WHAT IS EXPECTED → Find and copy each line of the records where the string "tammi" shows up.

+++ SOURCE MATERIAL

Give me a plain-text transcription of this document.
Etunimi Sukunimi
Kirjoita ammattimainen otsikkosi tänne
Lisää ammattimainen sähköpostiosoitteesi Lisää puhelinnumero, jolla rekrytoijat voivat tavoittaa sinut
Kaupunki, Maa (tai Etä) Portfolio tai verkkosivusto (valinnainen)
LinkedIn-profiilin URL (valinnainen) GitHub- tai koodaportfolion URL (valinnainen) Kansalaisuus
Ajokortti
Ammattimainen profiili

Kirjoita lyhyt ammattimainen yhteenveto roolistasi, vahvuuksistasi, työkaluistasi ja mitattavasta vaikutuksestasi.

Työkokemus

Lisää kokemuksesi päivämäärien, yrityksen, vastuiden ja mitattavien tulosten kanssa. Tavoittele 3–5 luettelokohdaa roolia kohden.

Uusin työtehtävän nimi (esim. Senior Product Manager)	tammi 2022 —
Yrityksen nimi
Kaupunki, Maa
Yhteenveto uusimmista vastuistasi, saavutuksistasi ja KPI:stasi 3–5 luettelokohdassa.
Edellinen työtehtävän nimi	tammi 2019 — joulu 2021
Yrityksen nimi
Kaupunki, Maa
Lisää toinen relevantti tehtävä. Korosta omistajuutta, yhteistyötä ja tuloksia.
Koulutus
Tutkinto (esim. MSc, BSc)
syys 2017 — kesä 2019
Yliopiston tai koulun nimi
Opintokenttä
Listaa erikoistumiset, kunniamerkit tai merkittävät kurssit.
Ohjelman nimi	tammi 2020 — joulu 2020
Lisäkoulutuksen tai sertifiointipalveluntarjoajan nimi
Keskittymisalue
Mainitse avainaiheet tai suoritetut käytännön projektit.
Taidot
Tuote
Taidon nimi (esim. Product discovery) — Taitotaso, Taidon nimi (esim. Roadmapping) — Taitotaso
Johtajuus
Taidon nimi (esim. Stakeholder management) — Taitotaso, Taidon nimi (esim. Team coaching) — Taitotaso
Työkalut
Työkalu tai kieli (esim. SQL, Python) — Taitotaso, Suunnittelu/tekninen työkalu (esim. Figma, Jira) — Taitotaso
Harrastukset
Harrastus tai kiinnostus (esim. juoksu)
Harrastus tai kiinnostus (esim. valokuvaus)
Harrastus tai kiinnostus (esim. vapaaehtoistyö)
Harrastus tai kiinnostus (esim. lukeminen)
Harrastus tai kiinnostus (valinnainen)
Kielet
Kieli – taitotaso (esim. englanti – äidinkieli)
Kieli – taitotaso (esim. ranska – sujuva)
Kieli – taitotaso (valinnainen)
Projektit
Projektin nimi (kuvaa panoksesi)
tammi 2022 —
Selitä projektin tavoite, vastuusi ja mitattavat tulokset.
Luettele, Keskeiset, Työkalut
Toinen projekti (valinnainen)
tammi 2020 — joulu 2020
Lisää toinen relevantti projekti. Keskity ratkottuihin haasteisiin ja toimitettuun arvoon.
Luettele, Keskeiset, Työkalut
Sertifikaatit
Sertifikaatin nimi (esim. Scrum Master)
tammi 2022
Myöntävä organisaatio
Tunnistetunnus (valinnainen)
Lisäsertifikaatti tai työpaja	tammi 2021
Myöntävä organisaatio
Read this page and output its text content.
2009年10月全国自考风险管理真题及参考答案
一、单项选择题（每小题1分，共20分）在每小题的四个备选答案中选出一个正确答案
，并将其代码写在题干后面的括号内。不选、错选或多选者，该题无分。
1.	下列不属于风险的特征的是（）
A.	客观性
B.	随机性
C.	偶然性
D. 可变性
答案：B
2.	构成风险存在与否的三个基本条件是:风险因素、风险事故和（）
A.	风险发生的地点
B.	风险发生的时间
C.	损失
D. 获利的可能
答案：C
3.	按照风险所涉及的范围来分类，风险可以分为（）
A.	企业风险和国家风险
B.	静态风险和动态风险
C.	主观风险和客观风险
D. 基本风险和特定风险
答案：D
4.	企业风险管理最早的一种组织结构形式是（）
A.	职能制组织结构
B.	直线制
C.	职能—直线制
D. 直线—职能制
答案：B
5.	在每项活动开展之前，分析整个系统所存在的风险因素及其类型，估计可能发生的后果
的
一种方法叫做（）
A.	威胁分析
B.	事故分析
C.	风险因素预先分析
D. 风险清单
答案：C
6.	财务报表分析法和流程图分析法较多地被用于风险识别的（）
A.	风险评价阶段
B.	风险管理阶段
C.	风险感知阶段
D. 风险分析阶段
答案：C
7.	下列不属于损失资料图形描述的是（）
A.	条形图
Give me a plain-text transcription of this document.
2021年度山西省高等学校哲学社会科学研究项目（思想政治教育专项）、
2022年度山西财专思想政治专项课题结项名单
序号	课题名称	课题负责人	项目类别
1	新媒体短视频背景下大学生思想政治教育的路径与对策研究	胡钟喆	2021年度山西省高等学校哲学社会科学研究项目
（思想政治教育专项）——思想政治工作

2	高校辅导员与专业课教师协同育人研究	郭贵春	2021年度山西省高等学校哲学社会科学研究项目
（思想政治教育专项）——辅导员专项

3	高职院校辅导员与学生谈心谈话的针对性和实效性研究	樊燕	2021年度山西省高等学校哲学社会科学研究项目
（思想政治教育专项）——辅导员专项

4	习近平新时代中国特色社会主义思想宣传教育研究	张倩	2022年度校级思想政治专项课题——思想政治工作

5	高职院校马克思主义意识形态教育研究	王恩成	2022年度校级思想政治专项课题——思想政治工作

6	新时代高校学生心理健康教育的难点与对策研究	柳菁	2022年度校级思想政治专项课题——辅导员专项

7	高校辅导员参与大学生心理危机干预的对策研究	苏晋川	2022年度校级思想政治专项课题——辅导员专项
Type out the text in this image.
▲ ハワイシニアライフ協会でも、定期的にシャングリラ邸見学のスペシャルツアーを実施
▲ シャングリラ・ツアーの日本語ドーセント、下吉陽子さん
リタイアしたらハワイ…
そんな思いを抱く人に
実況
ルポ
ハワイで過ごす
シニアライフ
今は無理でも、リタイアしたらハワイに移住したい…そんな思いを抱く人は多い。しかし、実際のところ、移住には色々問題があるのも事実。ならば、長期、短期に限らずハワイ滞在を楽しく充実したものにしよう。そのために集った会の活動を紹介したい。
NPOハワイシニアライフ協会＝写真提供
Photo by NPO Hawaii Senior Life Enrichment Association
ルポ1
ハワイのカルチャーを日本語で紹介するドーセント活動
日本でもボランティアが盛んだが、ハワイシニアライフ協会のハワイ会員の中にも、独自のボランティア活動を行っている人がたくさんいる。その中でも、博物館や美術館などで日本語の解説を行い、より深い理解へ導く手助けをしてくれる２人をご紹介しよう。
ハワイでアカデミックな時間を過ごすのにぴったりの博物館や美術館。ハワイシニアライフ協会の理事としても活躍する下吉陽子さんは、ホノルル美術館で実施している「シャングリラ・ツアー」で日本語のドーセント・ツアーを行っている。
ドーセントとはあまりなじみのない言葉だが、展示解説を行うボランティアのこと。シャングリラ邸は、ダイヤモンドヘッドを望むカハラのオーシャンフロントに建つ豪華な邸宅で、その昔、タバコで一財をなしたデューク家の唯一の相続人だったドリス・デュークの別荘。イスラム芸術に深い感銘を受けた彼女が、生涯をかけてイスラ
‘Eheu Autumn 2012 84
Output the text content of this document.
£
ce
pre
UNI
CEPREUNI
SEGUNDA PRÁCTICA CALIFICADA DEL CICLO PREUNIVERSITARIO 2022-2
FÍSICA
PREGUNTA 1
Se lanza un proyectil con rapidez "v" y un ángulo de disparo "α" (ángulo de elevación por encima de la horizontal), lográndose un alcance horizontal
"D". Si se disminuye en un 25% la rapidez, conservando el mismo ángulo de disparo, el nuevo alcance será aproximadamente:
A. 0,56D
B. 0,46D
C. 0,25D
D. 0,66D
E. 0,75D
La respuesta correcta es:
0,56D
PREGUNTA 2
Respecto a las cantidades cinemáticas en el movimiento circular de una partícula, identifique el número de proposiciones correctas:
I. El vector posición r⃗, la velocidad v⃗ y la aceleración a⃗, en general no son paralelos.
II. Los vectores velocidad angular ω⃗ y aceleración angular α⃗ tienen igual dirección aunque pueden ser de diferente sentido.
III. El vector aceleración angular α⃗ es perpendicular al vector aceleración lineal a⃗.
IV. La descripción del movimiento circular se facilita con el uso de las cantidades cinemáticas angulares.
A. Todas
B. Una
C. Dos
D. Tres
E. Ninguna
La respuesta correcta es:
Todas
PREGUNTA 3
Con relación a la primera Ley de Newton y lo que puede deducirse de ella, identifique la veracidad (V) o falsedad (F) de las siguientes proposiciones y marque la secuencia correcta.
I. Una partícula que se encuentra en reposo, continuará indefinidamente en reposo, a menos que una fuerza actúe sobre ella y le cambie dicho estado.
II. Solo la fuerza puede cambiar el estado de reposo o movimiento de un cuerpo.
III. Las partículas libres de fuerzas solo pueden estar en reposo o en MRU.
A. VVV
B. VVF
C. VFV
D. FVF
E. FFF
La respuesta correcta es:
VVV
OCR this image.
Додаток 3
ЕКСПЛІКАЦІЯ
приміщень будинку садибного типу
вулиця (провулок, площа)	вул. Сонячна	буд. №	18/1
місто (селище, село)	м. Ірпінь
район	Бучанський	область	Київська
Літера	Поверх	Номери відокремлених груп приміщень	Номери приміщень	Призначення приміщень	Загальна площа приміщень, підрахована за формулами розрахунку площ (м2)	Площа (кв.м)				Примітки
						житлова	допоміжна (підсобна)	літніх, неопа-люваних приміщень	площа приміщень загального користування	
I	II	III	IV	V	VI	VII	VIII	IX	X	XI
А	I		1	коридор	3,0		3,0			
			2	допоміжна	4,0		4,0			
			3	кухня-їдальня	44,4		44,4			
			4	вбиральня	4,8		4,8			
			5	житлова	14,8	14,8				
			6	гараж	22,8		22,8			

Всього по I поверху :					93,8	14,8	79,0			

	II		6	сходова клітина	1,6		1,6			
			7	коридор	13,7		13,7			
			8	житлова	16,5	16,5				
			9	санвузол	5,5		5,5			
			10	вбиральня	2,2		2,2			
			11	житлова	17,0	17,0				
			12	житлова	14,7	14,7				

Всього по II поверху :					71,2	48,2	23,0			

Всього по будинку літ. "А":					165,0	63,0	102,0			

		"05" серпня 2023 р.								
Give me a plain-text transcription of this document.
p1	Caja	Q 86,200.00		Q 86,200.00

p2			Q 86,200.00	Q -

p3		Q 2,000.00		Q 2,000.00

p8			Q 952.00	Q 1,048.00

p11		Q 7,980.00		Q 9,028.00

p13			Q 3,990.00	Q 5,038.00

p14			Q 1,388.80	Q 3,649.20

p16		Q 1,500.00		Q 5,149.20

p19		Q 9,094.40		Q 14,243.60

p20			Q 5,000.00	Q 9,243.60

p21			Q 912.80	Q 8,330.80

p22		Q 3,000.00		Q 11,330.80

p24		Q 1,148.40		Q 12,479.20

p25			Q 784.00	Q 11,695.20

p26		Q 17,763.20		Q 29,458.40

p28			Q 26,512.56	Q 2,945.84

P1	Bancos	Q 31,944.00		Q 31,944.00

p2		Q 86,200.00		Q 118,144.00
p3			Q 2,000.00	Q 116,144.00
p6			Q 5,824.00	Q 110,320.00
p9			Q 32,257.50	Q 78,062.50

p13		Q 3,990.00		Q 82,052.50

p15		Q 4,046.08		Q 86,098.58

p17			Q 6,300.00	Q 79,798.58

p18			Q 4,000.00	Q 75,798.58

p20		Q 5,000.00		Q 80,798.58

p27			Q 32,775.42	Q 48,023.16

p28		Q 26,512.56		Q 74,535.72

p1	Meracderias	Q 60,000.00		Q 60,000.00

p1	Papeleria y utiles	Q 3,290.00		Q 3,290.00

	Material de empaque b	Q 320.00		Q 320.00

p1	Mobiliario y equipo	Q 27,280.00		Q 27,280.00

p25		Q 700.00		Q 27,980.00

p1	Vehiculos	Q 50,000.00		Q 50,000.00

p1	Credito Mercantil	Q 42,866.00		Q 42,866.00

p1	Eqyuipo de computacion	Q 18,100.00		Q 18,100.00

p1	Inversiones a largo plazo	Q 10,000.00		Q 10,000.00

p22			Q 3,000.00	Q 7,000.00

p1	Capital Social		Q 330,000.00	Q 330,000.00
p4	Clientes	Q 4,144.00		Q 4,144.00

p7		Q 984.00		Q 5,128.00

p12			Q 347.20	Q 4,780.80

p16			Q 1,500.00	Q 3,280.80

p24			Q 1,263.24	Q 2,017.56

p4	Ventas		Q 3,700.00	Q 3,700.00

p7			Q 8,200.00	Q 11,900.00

++++++

WRITTEN RESPONSE →
Uusin työtehtävän nimi (esim. Senior Product Manager)	tammi 2022 —
Edellinen työtehtävän nimi	tammi 2019 — joulu 2021
Ohjelman nimi	tammi 2020 — joulu 2020
tammi 2022 —
tammi 2020 — joulu 2020
tammi 2022
Lisäsertifikaatti tai työpaja	tammi 2021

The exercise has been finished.